A run of records:
────────────────
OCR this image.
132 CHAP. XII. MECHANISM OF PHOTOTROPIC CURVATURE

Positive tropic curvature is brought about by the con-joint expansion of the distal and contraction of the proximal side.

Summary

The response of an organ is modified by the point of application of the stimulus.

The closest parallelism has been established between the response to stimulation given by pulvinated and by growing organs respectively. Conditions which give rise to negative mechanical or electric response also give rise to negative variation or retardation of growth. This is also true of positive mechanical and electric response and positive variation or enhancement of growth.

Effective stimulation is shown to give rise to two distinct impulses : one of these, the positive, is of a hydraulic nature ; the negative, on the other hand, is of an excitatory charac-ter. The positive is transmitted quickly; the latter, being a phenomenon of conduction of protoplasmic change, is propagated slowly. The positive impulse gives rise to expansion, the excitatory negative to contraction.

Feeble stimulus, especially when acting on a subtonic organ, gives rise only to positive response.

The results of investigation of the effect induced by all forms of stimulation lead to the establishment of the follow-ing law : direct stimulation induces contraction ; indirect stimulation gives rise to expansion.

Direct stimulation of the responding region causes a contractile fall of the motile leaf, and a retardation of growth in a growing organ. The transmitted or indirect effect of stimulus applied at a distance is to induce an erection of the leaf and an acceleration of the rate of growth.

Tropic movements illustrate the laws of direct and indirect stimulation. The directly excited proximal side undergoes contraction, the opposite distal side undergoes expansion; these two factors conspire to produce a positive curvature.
────────────────
-- Objective --
Repeat the material above exactly.

-- Result of the task --
OCR this image.
132 CHAP. XII. MECHANISM OF PHOTOTROPIC CURVATURE

Positive tropic curvature is brought about by the con-joint expansion of the distal and contraction of the proximal side.

Summary

The response of an organ is modified by the point of application of the stimulus.

The closest parallelism has been established between the response to stimulation given by pulvinated and by growing organs respectively. Conditions which give rise to negative mechanical or electric response also give rise to negative variation or retardation of growth. This is also true of positive mechanical and electric response and positive variation or enhancement of growth.

Effective stimulation is shown to give rise to two distinct impulses : one of these, the positive, is of a hydraulic nature ; the negative, on the other hand, is of an excitatory charac-ter. The positive is transmitted quickly; the latter, being a phenomenon of conduction of protoplasmic change, is propagated slowly. The positive impulse gives rise to expansion, the excitatory negative to contraction.

Feeble stimulus, especially when acting on a subtonic organ, gives rise only to positive response.

The results of investigation of the effect induced by all forms of stimulation lead to the establishment of the follow-ing law : direct stimulation induces contraction ; indirect stimulation gives rise to expansion.

Direct stimulation of the responding region causes a contractile fall of the motile leaf, and a retardation of growth in a growing organ. The transmitted or indirect effect of stimulus applied at a distance is to induce an erection of the leaf and an acceleration of the rate of growth.

Tropic movements illustrate the laws of direct and indirect stimulation. The directly excited proximal side undergoes contraction, the opposite distal side undergoes expansion; these two factors conspire to produce a positive curvature.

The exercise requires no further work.